━━━━━ EXTRACTED MATERIAL
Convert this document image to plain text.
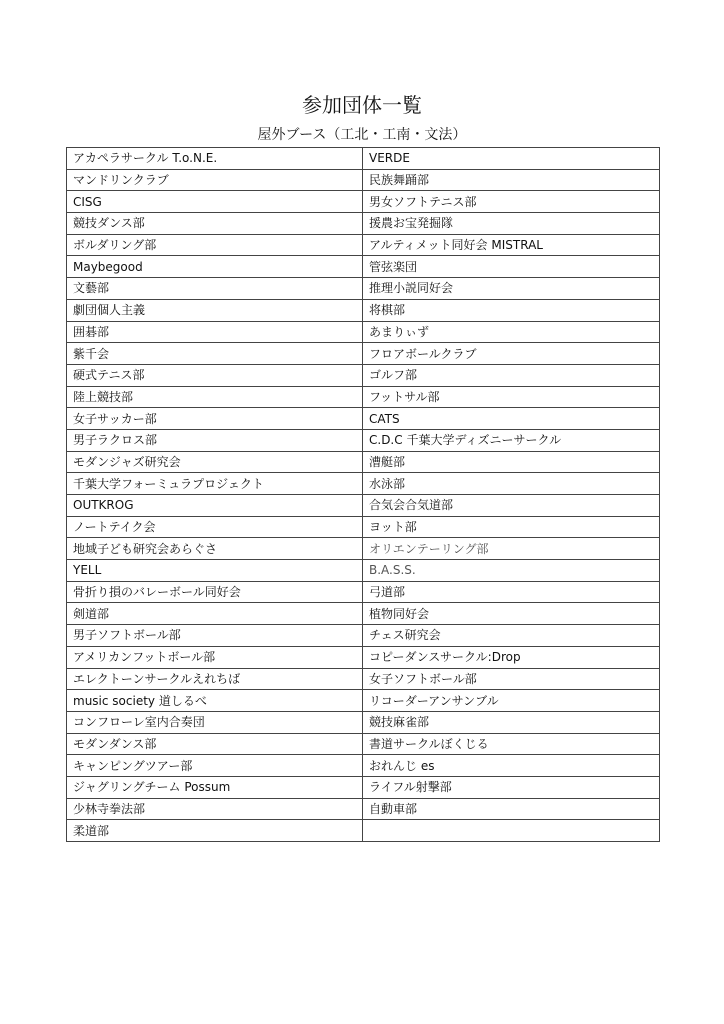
参加団体一覧
屋外ブース（工北・工南・文法）
アカペラサークル T.o.N.E.	VERDE
マンドリンクラブ	民族舞踊部
CISG	男女ソフトテニス部
競技ダンス部	援農お宝発掘隊
ボルダリング部	アルティメット同好会 MISTRAL
Maybegood	管弦楽団
文藝部	推理小説同好会
劇団個人主義	将棋部
囲碁部	あまりぃず
紫千会	フロアボールクラブ
硬式テニス部	ゴルフ部
陸上競技部	フットサル部
女子サッカー部	CATS
男子ラクロス部	C.D.C 千葉大学ディズニーサークル
モダンジャズ研究会	漕艇部
千葉大学フォーミュラプロジェクト	水泳部
OUTKROG	合気会合気道部
ノートテイク会	ヨット部
地域子ども研究会あらぐさ	オリエンテーリング部
YELL	B.A.S.S.
骨折り損のバレーボール同好会	弓道部
剣道部	植物同好会
男子ソフトボール部	チェス研究会
アメリカンフットボール部	コピーダンスサークル:Drop
エレクトーンサークルえれちば	女子ソフトボール部
music society 道しるべ	リコーダーアンサンブル
コンフローレ室内合奏団	競技麻雀部
モダンダンス部	書道サークルぼくじる
キャンピングツアー部	おれんじ es
ジャグリングチーム Possum	ライフル射撃部
少林寺拳法部	自動車部
柔道部	
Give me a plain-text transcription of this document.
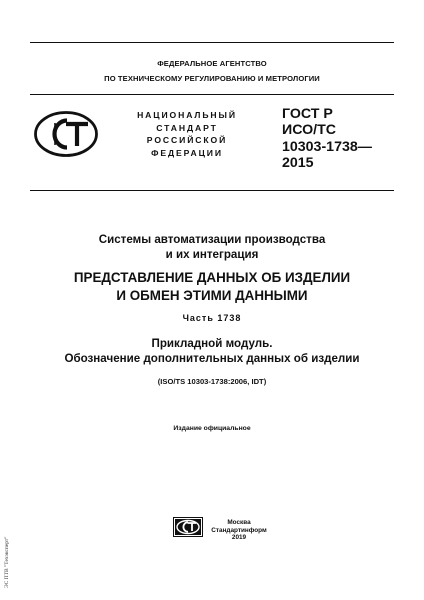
ФЕДЕРАЛЬНОЕ АГЕНТСТВО
ПО ТЕХНИЧЕСКОМУ РЕГУЛИРОВАНИЮ И МЕТРОЛОГИИ
НАЦИОНАЛЬНЫЙ
СТАНДАРТ
РОССИЙСКОЙ
ФЕДЕРАЦИИ
ГОСТ Р
ИСО/ТС
10303-1738—
2015
Системы автоматизации производства
и их интеграция
ПРЕДСТАВЛЕНИЕ ДАННЫХ ОБ ИЗДЕЛИИ
И ОБМЕН ЭТИМИ ДАННЫМИ
Часть 1738
Прикладной модуль.
Обозначение дополнительных данных об изделии
(ISO/TS 10303-1738:2006, IDT)
Издание официальное
ЭС ПТВ "Техэксперт"
Москва
Стандартинформ
2019
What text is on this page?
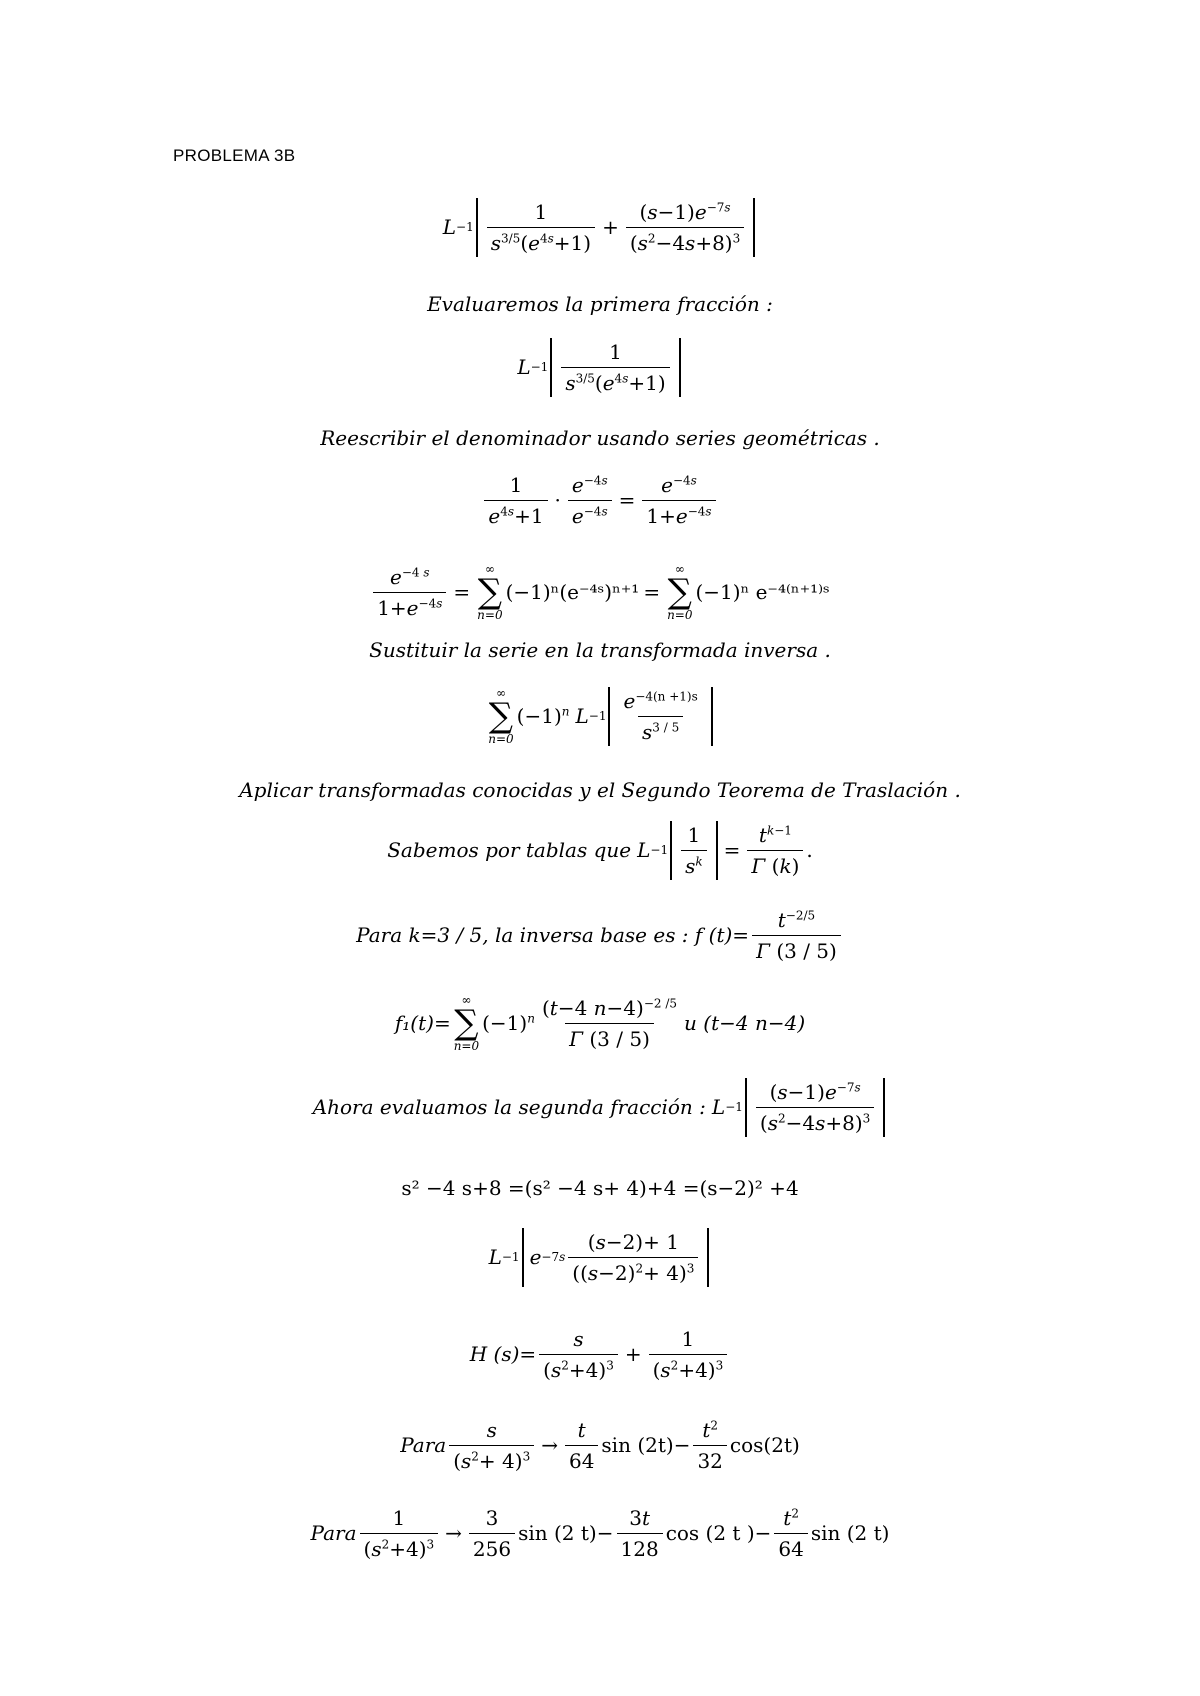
PROBLEMA 3B
$L -1 \frac{1}{s^{3/5}(e^{4s}+1)} + \frac{(s-1)e^{-7s}}{(s^2-4s+8)^3}$
Evaluaremos la primera fracción :
$L -1 \frac{1}{s^{3/5}(e^{4s}+1)}$
Reescribir el denominador usando series geométricas .
$\frac{1}{e^{4s}+1} \cdot \frac{e^{-4s}}{e^{-4s}} = \frac{e^{-4s}}{1+e^{-4s}}$
$\frac{e^{-4 s}}{1+e^{-4s}}$ =
∞
∑
n=0
(−1)ⁿ(e⁻⁴ˢ)ⁿ⁺¹ =
∞
∑
n=0
(−1)ⁿ e⁻⁴⁽ⁿ⁺¹⁾ˢ
Sustituir la serie en la transformada inversa .
∞
∑
n=0
$(-1)^n$ $L -1 \frac{e^{-4(n +1)s}}{s^{3 / 5}}$
Aplicar transformadas conocidas y el Segundo Teorema de Traslación .
Sabemos por tablas que $L -1 \frac{1}{s^k} = \frac{t^{k-1}}{\Gamma (k)}$ .
Para k=3 / 5, la inversa base es : f $(t)= \frac{t^{-2/5}}{\Gamma (3 / 5)}$
f₁(t)=
∞
∑
n=0
$(-1)^n \frac{(t-4 n-4)^{-2 /5}}{\Gamma (3 / 5)}$ u (t−4 n−4)
Ahora evaluamos la segunda fracción : $L -1 \frac{(s-1)e^{-7s}}{(s^2-4s+8)^3}$
s² −4 s+8 =(s² −4 s+ 4)+4 =(s−2)² +4
L −1 $e -7s \frac{(s-2)+ 1}{((s-2)^2+ 4)^3}$
H $(s)= \frac{s}{(s^2+4)^3} + \frac{1}{(s^2+4)^3}$
Para $\frac{s}{(s^2+ 4)^3} \to \frac{t}{64}$ $\sin (2t)- \frac{t^2}{32} \cos(2t)$
Para $\frac{1}{(s^2+4)^3} \to \frac{3}{256}$ sin (2 $t)- \frac{3t}{128}$ cos (2 t )− $\frac{t^2}{64}$ sin (2 t)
━━━━━━━━━━
WRITTEN EXERCISE: Gather up the lines containing the word "Gamma" from these records and copy them.

WRITTEN SOLUTION:
Sabemos por tablas que $L -1 \frac{1}{s^k} = \frac{t^{k-1}}{\Gamma (k)}$ .
Para k=3 / 5, la inversa base es : f $(t)= \frac{t^{-2/5}}{\Gamma (3 / 5)}$
$(-1)^n \frac{(t-4 n-4)^{-2 /5}}{\Gamma (3 / 5)}$ u (t−4 n−4)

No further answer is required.